SHORT PROBLEM
Print every entry exactly as written.

::::

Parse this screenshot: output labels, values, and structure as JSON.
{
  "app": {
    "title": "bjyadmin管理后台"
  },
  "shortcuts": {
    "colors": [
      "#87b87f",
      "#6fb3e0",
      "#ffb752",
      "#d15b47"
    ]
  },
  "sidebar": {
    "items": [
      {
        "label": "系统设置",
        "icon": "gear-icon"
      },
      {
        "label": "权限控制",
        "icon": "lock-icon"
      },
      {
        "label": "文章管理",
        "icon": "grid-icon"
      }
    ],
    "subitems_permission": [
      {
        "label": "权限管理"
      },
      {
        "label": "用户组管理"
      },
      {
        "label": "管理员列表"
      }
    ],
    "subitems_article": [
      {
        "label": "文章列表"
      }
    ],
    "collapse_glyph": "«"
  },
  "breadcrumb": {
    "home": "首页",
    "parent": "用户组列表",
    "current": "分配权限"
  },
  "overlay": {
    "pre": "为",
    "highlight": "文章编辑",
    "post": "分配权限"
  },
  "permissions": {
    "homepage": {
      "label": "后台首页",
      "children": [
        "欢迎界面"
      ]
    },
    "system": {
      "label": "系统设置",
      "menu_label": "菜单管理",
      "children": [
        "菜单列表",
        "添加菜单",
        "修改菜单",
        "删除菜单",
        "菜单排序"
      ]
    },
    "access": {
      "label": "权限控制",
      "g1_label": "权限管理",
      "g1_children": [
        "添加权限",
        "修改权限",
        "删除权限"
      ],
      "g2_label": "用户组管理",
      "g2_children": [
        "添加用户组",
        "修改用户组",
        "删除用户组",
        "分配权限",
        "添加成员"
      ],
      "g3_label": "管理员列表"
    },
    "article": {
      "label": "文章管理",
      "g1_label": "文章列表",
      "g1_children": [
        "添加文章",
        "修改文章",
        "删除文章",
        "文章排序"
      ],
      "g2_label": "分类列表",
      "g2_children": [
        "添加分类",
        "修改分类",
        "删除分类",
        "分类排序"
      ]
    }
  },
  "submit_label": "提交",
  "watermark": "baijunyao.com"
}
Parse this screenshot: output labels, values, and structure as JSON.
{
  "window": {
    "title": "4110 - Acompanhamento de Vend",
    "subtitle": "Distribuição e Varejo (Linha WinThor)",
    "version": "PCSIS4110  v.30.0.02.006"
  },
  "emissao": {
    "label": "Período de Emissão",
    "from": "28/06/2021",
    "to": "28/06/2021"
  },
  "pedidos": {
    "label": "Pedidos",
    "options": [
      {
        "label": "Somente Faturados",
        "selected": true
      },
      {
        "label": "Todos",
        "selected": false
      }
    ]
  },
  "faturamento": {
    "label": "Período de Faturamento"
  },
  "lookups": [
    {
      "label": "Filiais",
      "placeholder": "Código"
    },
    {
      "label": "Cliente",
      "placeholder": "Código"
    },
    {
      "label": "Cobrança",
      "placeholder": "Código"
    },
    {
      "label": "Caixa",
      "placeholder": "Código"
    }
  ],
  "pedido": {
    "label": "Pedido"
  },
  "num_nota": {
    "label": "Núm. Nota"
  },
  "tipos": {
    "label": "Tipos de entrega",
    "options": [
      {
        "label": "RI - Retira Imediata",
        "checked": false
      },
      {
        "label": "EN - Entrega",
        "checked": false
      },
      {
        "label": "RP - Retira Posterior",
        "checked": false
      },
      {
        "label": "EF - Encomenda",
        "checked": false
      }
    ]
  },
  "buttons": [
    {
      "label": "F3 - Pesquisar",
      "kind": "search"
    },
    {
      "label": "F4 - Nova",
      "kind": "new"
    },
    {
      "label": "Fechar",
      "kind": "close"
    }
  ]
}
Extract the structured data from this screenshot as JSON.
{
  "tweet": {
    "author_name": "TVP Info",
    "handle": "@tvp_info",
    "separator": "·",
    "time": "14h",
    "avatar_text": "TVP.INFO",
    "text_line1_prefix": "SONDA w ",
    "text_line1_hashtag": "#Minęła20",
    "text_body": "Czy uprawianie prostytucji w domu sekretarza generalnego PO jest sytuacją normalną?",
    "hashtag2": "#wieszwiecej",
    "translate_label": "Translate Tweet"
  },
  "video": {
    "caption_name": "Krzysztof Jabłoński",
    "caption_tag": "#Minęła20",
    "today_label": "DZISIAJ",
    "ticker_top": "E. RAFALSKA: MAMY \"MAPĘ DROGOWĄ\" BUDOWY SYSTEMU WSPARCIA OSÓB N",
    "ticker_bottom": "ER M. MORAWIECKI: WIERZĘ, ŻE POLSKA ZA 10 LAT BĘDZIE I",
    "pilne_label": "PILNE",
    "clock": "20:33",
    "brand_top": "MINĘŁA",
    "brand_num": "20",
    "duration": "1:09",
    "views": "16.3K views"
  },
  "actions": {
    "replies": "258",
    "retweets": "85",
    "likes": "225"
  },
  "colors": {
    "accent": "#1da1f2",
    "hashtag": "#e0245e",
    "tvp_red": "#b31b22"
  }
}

::::

THE REPLY
Parse this screenshot: output labels, values, and structure as JSON.
{
  "app": {
    "title": "bjyadmin管理后台"
  },
  "shortcuts": {
    "colors": [
      "#87b87f",
      "#6fb3e0",
      "#ffb752",
      "#d15b47"
    ]
  },
  "sidebar": {
    "items": [
      {
        "label": "系统设置",
        "icon": "gear-icon"
      },
      {
        "label": "权限控制",
        "icon": "lock-icon"
      },
      {
        "label": "文章管理",
        "icon": "grid-icon"
      }
    ],
    "subitems_permission": [
      {
        "label": "权限管理"
      },
      {
        "label": "用户组管理"
      },
      {
        "label": "管理员列表"
      }
    ],
    "subitems_article": [
      {
        "label": "文章列表"
      }
    ],
    "collapse_glyph": "«"
  },
  "breadcrumb": {
    "home": "首页",
    "parent": "用户组列表",
    "current": "分配权限"
  },
  "overlay": {
    "pre": "为",
    "highlight": "文章编辑",
    "post": "分配权限"
  },
  "permissions": {
    "homepage": {
      "label": "后台首页",
      "children": [
        "欢迎界面"
      ]
    },
    "system": {
      "label": "系统设置",
      "menu_label": "菜单管理",
      "children": [
        "菜单列表",
        "添加菜单",
        "修改菜单",
        "删除菜单",
        "菜单排序"
      ]
    },
    "access": {
      "label": "权限控制",
      "g1_label": "权限管理",
      "g1_children": [
        "添加权限",
        "修改权限",
        "删除权限"
      ],
      "g2_label": "用户组管理",
      "g2_children": [
        "添加用户组",
        "修改用户组",
        "删除用户组",
        "分配权限",
        "添加成员"
      ],
      "g3_label": "管理员列表"
    },
    "article": {
      "label": "文章管理",
      "g1_label": "文章列表",
      "g1_children": [
        "添加文章",
        "修改文章",
        "删除文章",
        "文章排序"
      ],
      "g2_label": "分类列表",
      "g2_children": [
        "添加分类",
        "修改分类",
        "删除分类",
        "分类排序"
      ]
    }
  },
  "submit_label": "提交",
  "watermark": "baijunyao.com"
}
Parse this screenshot: output labels, values, and structure as JSON.
{
  "window": {
    "title": "4110 - Acompanhamento de Vend",
    "subtitle": "Distribuição e Varejo (Linha WinThor)",
    "version": "PCSIS4110  v.30.0.02.006"
  },
  "emissao": {
    "label": "Período de Emissão",
    "from": "28/06/2021",
    "to": "28/06/2021"
  },
  "pedidos": {
    "label": "Pedidos",
    "options": [
      {
        "label": "Somente Faturados",
        "selected": true
      },
      {
        "label": "Todos",
        "selected": false
      }
    ]
  },
  "faturamento": {
    "label": "Período de Faturamento"
  },
  "lookups": [
    {
      "label": "Filiais",
      "placeholder": "Código"
    },
    {
      "label": "Cliente",
      "placeholder": "Código"
    },
    {
      "label": "Cobrança",
      "placeholder": "Código"
    },
    {
      "label": "Caixa",
      "placeholder": "Código"
    }
  ],
  "pedido": {
    "label": "Pedido"
  },
  "num_nota": {
    "label": "Núm. Nota"
  },
  "tipos": {
    "label": "Tipos de entrega",
    "options": [
      {
        "label": "RI - Retira Imediata",
        "checked": false
      },
      {
        "label": "EN - Entrega",
        "checked": false
      },
      {
        "label": "RP - Retira Posterior",
        "checked": false
      },
      {
        "label": "EF - Encomenda",
        "checked": false
      }
    ]
  },
  "buttons": [
    {
      "label": "F3 - Pesquisar",
      "kind": "search"
    },
    {
      "label": "F4 - Nova",
      "kind": "new"
    },
    {
      "label": "Fechar",
      "kind": "close"
    }
  ]
}
Extract the structured data from this screenshot as JSON.
{
  "tweet": {
    "author_name": "TVP Info",
    "handle": "@tvp_info",
    "separator": "·",
    "time": "14h",
    "avatar_text": "TVP.INFO",
    "text_line1_prefix": "SONDA w ",
    "text_line1_hashtag": "#Minęła20",
    "text_body": "Czy uprawianie prostytucji w domu sekretarza generalnego PO jest sytuacją normalną?",
    "hashtag2": "#wieszwiecej",
    "translate_label": "Translate Tweet"
  },
  "video": {
    "caption_name": "Krzysztof Jabłoński",
    "caption_tag": "#Minęła20",
    "today_label": "DZISIAJ",
    "ticker_top": "E. RAFALSKA: MAMY \"MAPĘ DROGOWĄ\" BUDOWY SYSTEMU WSPARCIA OSÓB N",
    "ticker_bottom": "ER M. MORAWIECKI: WIERZĘ, ŻE POLSKA ZA 10 LAT BĘDZIE I",
    "pilne_label": "PILNE",
    "clock": "20:33",
    "brand_top": "MINĘŁA",
    "brand_num": "20",
    "duration": "1:09",
    "views": "16.3K views"
  },
  "actions": {
    "replies": "258",
    "retweets": "85",
    "likes": "225"
  },
  "colors": {
    "accent": "#1da1f2",
    "hashtag": "#e0245e",
    "tvp_red": "#b31b22"
  }
}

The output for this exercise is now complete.